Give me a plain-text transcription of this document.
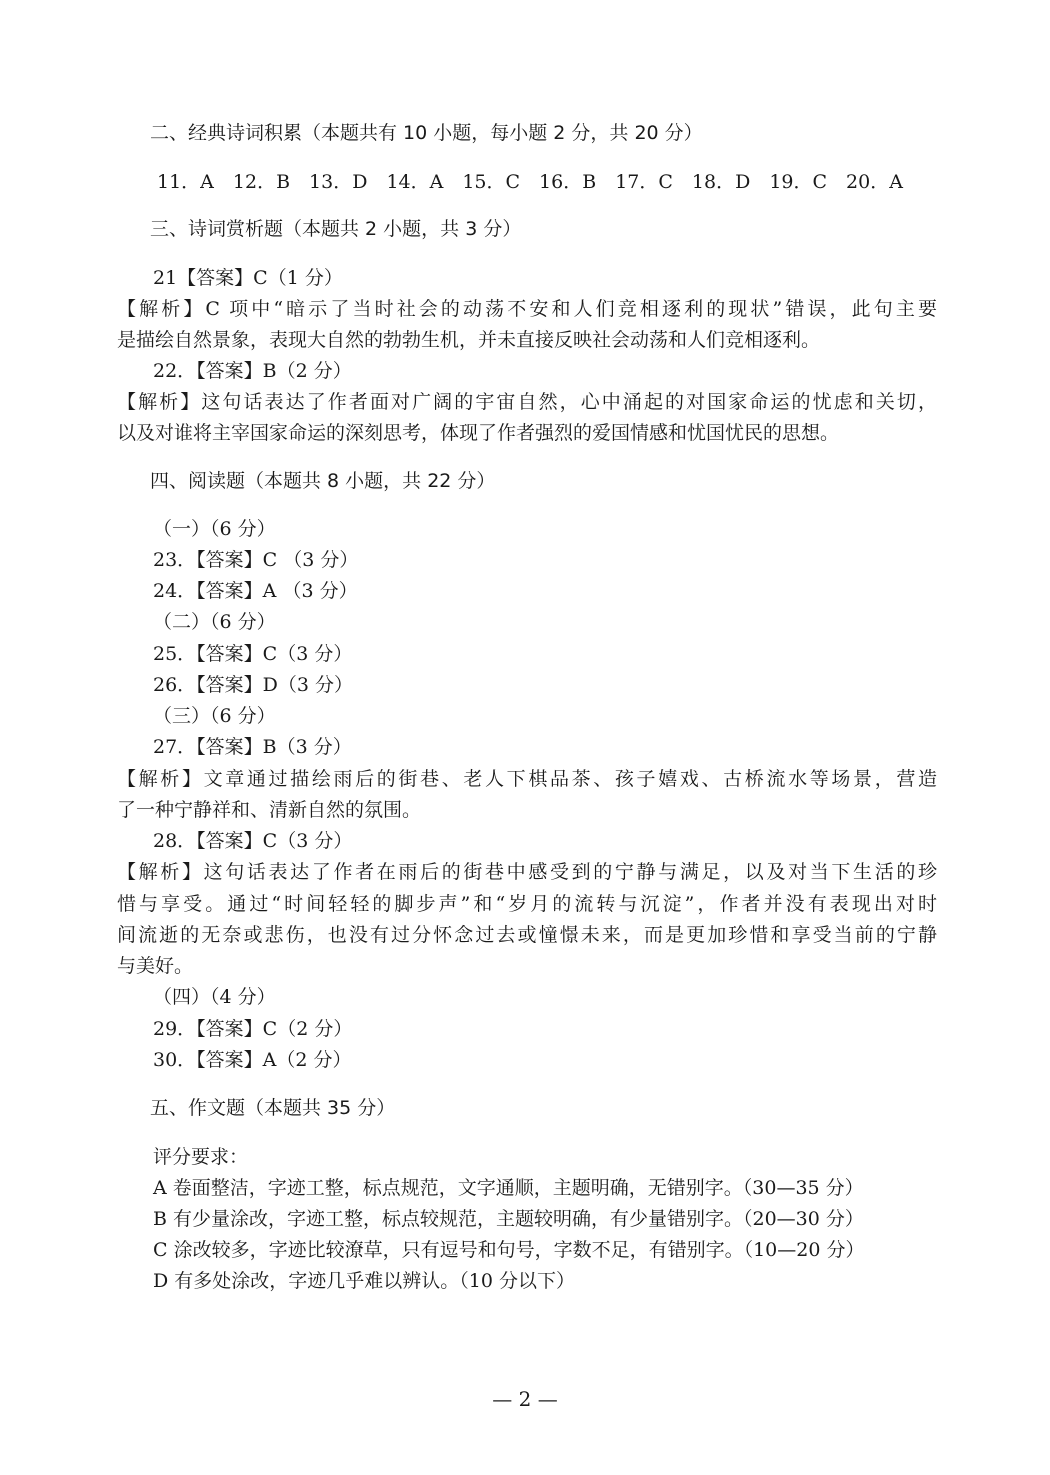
二、经典诗词积累（本题共有 10 小题，每小题 2 分，共 20 分）
11．A　12．B　13．D　14．A　15．C　16．B　17．C　18．D　19．C　20．A
三、诗词赏析题（本题共 2 小题，共 3 分）
21【答案】C（1 分）
【解析】C 项中“暗示了当时社会的动荡不安和人们竞相逐利的现状”错误，此句主要
是描绘自然景象，表现大自然的勃勃生机，并未直接反映社会动荡和人们竞相逐利。
22．【答案】B（2 分）
【解析】这句话表达了作者面对广阔的宇宙自然，心中涌起的对国家命运的忧虑和关切，
以及对谁将主宰国家命运的深刻思考，体现了作者强烈的爱国情感和忧国忧民的思想。
四、阅读题（本题共 8 小题，共 22 分）
（一）（6 分）
23．【答案】C （3 分）
24．【答案】A （3 分）
（二）（6 分）
25．【答案】C（3 分）
26．【答案】D（3 分）
（三）（6 分）
27．【答案】B（3 分）
【解析】文章通过描绘雨后的街巷、老人下棋品茶、孩子嬉戏、古桥流水等场景，营造
了一种宁静祥和、清新自然的氛围。
28．【答案】C（3 分）
【解析】这句话表达了作者在雨后的街巷中感受到的宁静与满足，以及对当下生活的珍
惜与享受。通过“时间轻轻的脚步声”和“岁月的流转与沉淀”，作者并没有表现出对时
间流逝的无奈或悲伤，也没有过分怀念过去或憧憬未来，而是更加珍惜和享受当前的宁静
与美好。
（四）（4 分）
29．【答案】C（2 分）
30．【答案】A（2 分）
五、作文题（本题共 35 分）
评分要求：
A 卷面整洁，字迹工整，标点规范，文字通顺，主题明确，无错别字。（30—35 分）
B 有少量涂改，字迹工整，标点较规范，主题较明确，有少量错别字。（20—30 分）
C 涂改较多，字迹比较潦草，只有逗号和句号，字数不足，有错别字。（10—20 分）
D 有多处涂改，字迹几乎难以辨认。（10 分以下）
— 2 —
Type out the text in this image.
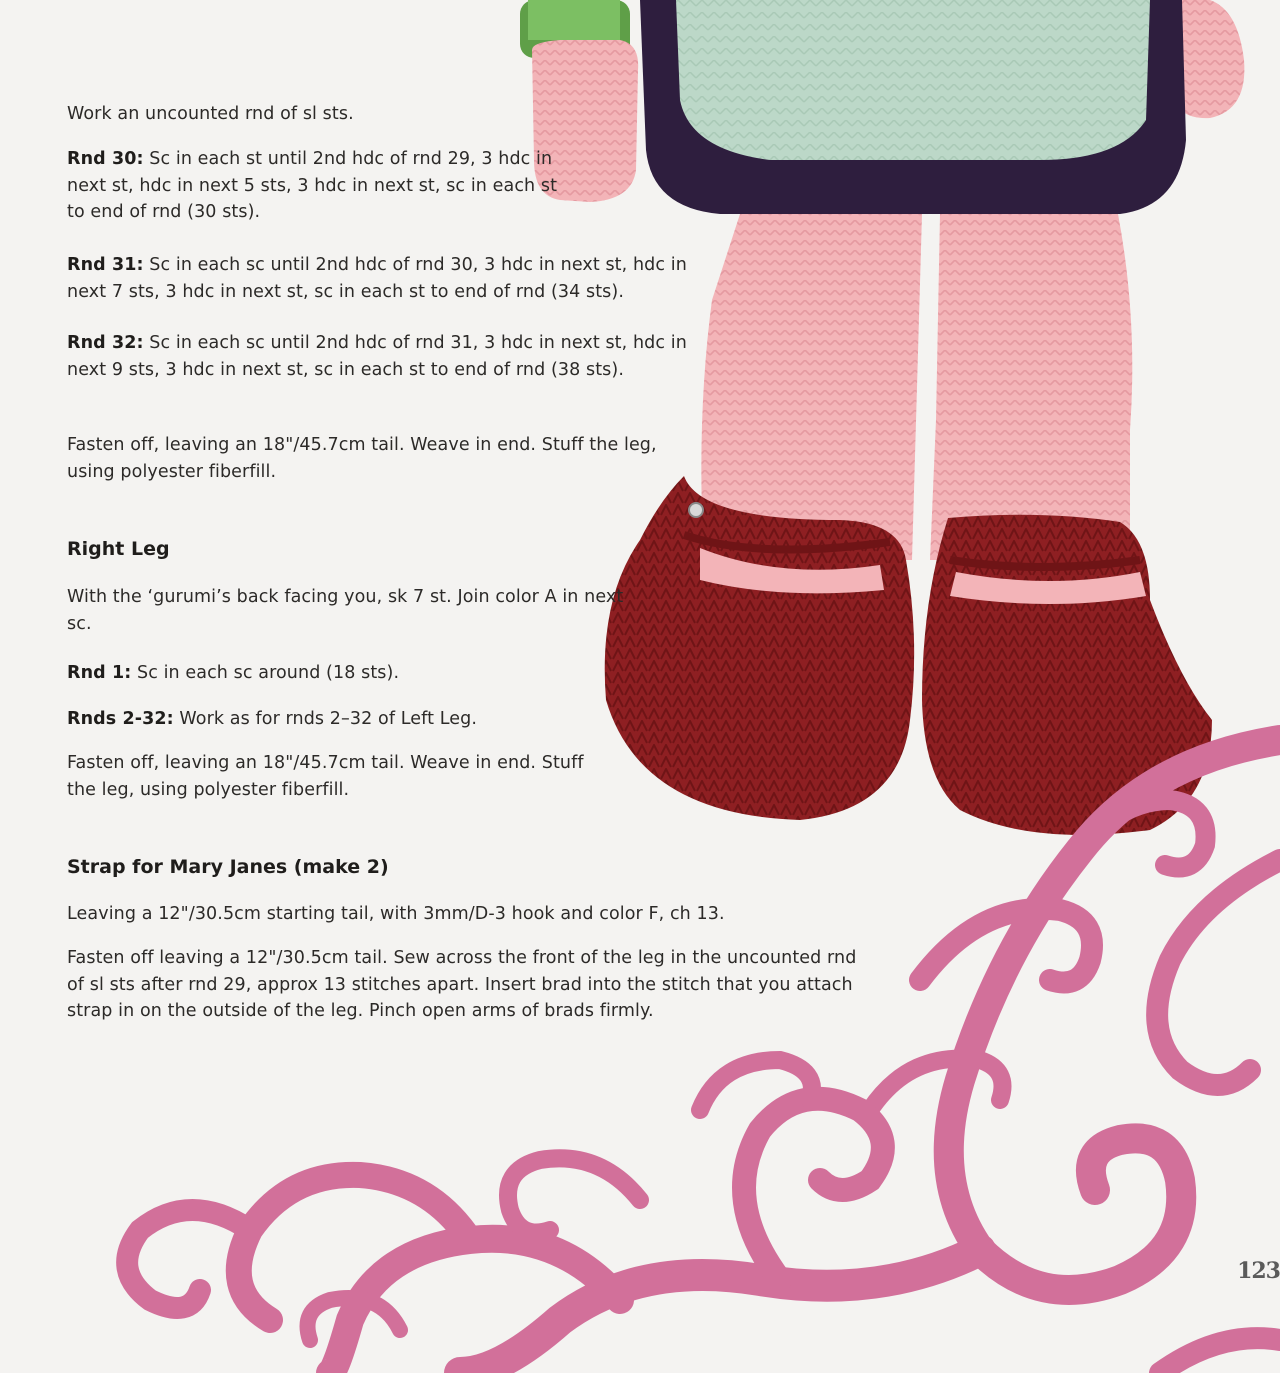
Work an uncounted rnd of sl sts.

Rnd 30: Sc in each st until 2nd hdc of rnd 29, 3 hdc in next st, hdc in next 5 sts, 3 hdc in next st, sc in each st to end of rnd (30 sts).

Rnd 31: Sc in each sc until 2nd hdc of rnd 30, 3 hdc in next st, hdc in next 7 sts, 3 hdc in next st, sc in each st to end of rnd (34 sts).

Rnd 32: Sc in each sc until 2nd hdc of rnd 31, 3 hdc in next st, hdc in next 9 sts, 3 hdc in next st, sc in each st to end of rnd (38 sts).

Fasten off, leaving an 18"/45.7cm tail. Weave in end. Stuff the leg, using polyester fiberfill.

Right Leg

With the ‘gurumi’s back facing you, sk 7 st. Join color A in next sc.

Rnd 1: Sc in each sc around (18 sts).

Rnds 2-32: Work as for rnds 2–32 of Left Leg.

Fasten off, leaving an 18"/45.7cm tail. Weave in end. Stuff the leg, using polyester fiberfill.

Strap for Mary Janes (make 2)

Leaving a 12"/30.5cm starting tail, with 3mm/D-3 hook and color F, ch 13.

Fasten off leaving a 12"/30.5cm tail. Sew across the front of the leg in the uncounted rnd of sl sts after rnd 29, approx 13 stitches apart. Insert brad into the stitch that you attach strap in on the outside of the leg. Pinch open arms of brads firmly.

123
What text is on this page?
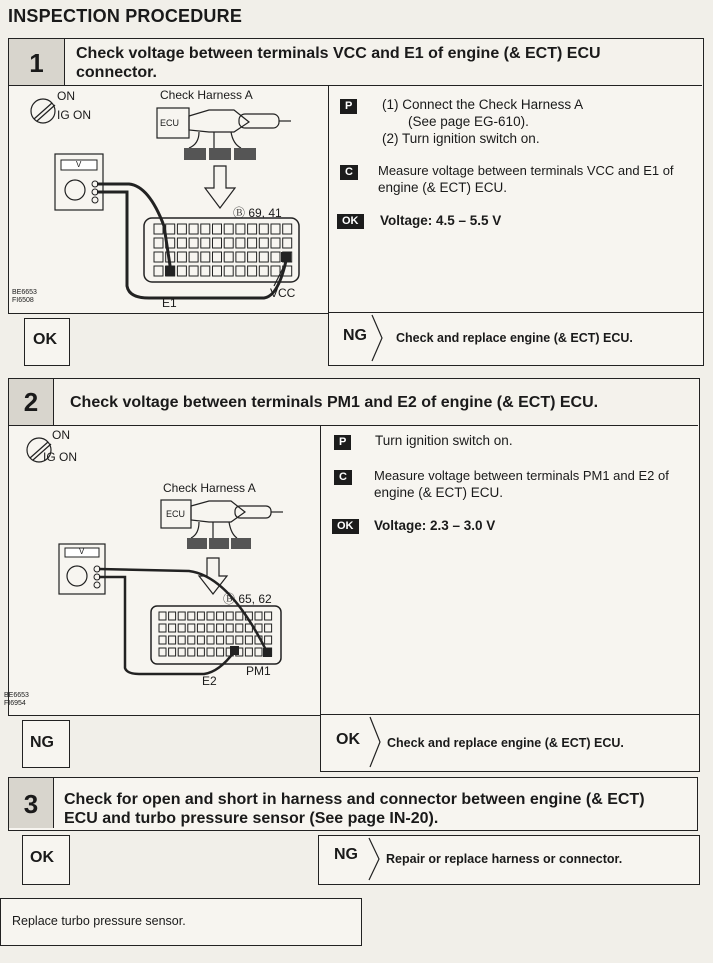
INSPECTION PROCEDURE
1	Check voltage between terminals VCC and E1 of engine (& ECT) ECU
connector.
ON
IG ON
Check Harness A
ECU
V
Ⓑ 69, 41
E1
VCC
BE6653
FI6508
P	(1) Connect the Check Harness A
(See page EG-610).
(2) Turn ignition switch on.
C	Measure voltage between terminals VCC and E1 of
engine (& ECT) ECU.
OK	Voltage: 4.5 – 5.5 V
OK	NG Check and replace engine (& ECT) ECU.
2	Check voltage between terminals PM1 and E2 of engine (& ECT) ECU.
ON
IG ON
Check Harness A
ECU
V
Ⓑ 65, 62
E2
PM1
BE6653
FI6954
P	Turn ignition switch on.
C	Measure voltage between terminals PM1 and E2 of
engine (& ECT) ECU.
OK	Voltage: 2.3 – 3.0 V
NG	OK Check and replace engine (& ECT) ECU.
3	Check for open and short in harness and connector between engine (& ECT)
ECU and turbo pressure sensor (See page IN-20).
OK	NG Repair or replace harness or connector.
Replace turbo pressure sensor.
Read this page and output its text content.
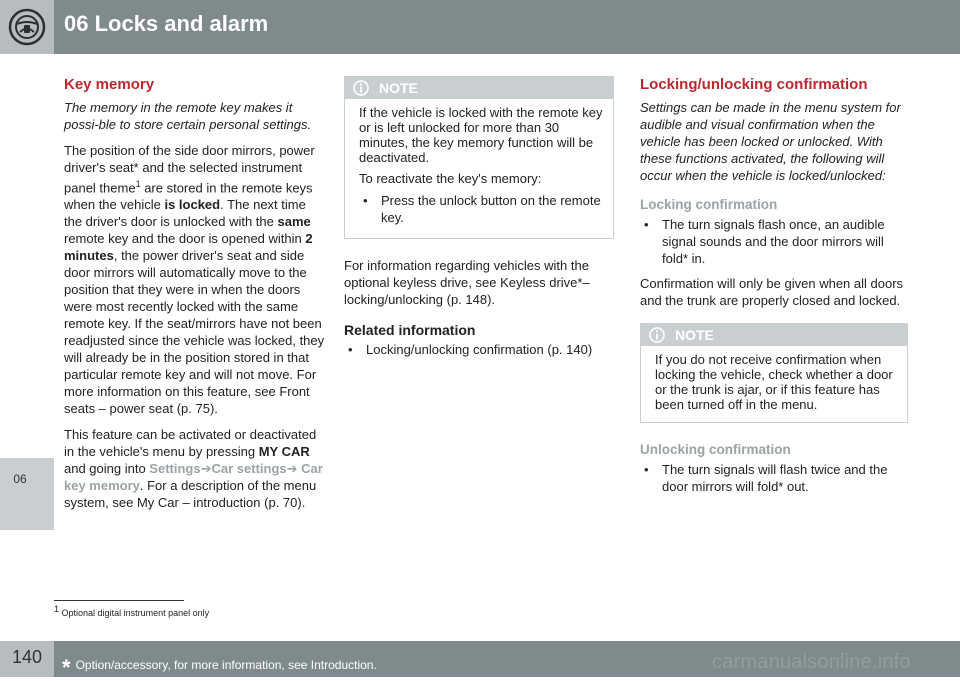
06 Locks and alarm
06
Key memory

The memory in the remote key makes it possi-ble to store certain personal settings.

The position of the side door mirrors, power driver's seat* and the selected instrument panel theme$^1$ are stored in the remote keys when the vehicle is locked. The next time the driver's door is unlocked with the same remote key and the door is opened within 2 minutes, the power driver's seat and side door mirrors will automatically move to the position that they were in when the doors were most recently locked with the same remote key. If the seat/mirrors have not been readjusted since the vehicle was locked, they will already be in the position stored in that particular remote key and will not move. For more information on this feature, see Front seats – power seat (p. 75).

This feature can be activated or deactivated in the vehicle's menu by pressing MY CAR and going into Settings➔Car settings➔ Car key memory. For a description of the menu system, see My Car – introduction (p. 70).

NOTE

If the vehicle is locked with the remote key or is left unlocked for more than 30 minutes, the key memory function will be deactivated.

To reactivate the key's memory:

• Press the unlock button on the remote key.

For information regarding vehicles with the optional keyless drive, see Keyless drive*– locking/unlocking (p. 148).

Related information
• Locking/unlocking confirmation (p. 140)
Locking/unlocking confirmation

Settings can be made in the menu system for audible and visual confirmation when the vehicle has been locked or unlocked. With these functions activated, the following will occur when the vehicle is locked/unlocked:

Locking confirmation
• The turn signals flash once, an audible signal sounds and the door mirrors will fold* in.

Confirmation will only be given when all doors and the trunk are properly closed and locked.

NOTE

If you do not receive confirmation when locking the vehicle, check whether a door or the trunk is ajar, or if this feature has been turned off in the menu.

Unlocking confirmation
• The turn signals will flash twice and the door mirrors will fold* out.
$^1$ Optional digital instrument panel only
140 * Option/accessory, for more information, see Introduction.	carmanualsonline.info
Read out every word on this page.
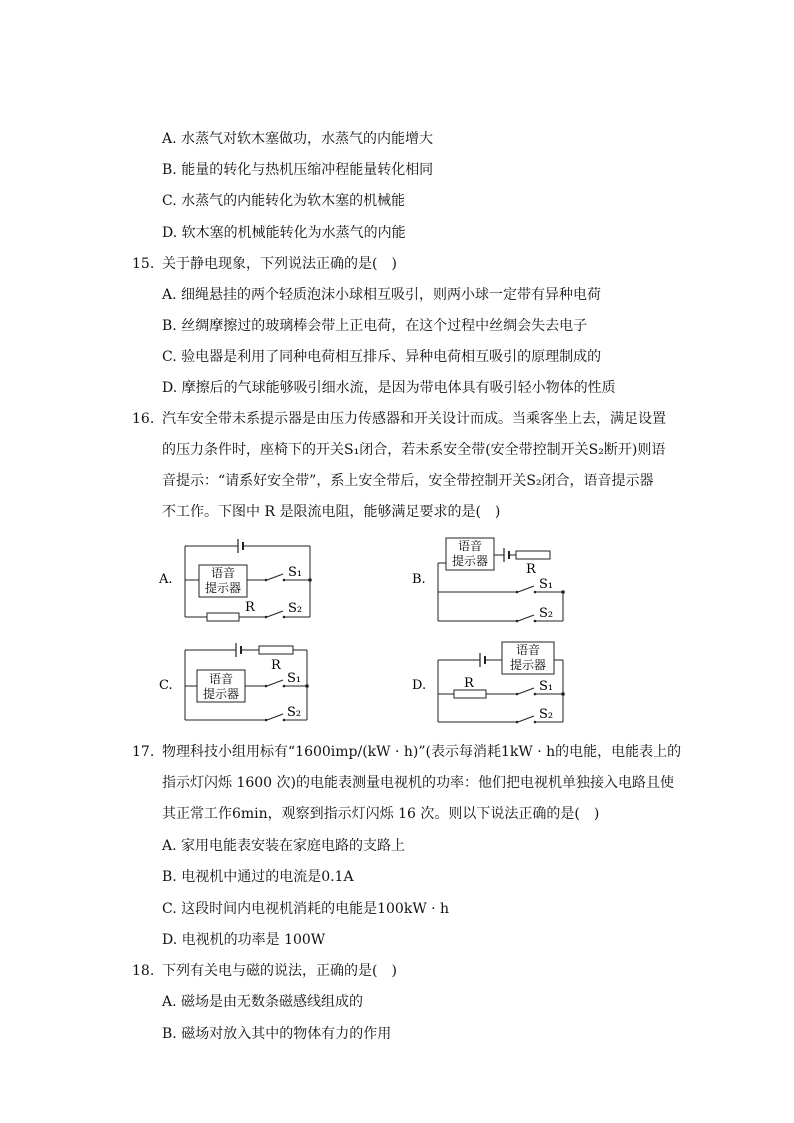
A. 水蒸气对软木塞做功，水蒸气的内能增大
B. 能量的转化与热机压缩冲程能量转化相同
C. 水蒸气的内能转化为软木塞的机械能
D. 软木塞的机械能转化为水蒸气的内能
15. 关于静电现象，下列说法正确的是(　)
A. 细绳悬挂的两个轻质泡沫小球相互吸引，则两小球一定带有异种电荷
B. 丝绸摩擦过的玻璃棒会带上正电荷，在这个过程中丝绸会失去电子
C. 验电器是利用了同种电荷相互排斥、异种电荷相互吸引的原理制成的
D. 摩擦后的气球能够吸引细水流，是因为带电体具有吸引轻小物体的性质
16. 汽车安全带未系提示器是由压力传感器和开关设计而成。当乘客坐上去，满足设置
的压力条件时，座椅下的开关S₁闭合，若未系安全带(安全带控制开关S₂断开)则语
音提示：“请系好安全带”，系上安全带后，安全带控制开关S₂闭合，语音提示器
不工作。下图中 R 是限流电阻，能够满足要求的是(　)
A.	语音
提示器
R
S₁
S₂
B.
语音
提示器
R
S₁
S₂
C.	语音
提示器
R
S₁
S₂
D.
语音
提示器
R	S₁
S₂
17. 物理科技小组用标有“1600imp/(kW · h)”(表示每消耗1kW · h的电能，电能表上的
指示灯闪烁 1600 次)的电能表测量电视机的功率：他们把电视机单独接入电路且使
其正常工作6min，观察到指示灯闪烁 16 次。则以下说法正确的是(　)
A. 家用电能表安装在家庭电路的支路上
B. 电视机中通过的电流是0.1A
C. 这段时间内电视机消耗的电能是100kW · h
D. 电视机的功率是 100W
18. 下列有关电与磁的说法，正确的是(　)
A. 磁场是由无数条磁感线组成的
B. 磁场对放入其中的物体有力的作用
+++
* What this task involves *
Gather each line in the data that holds the string "signals".

* Final result *
• The turn signals flash once, an audible signal sounds and the door mirrors will fold* in.
• The turn signals will flash twice and the door mirrors will fold* out.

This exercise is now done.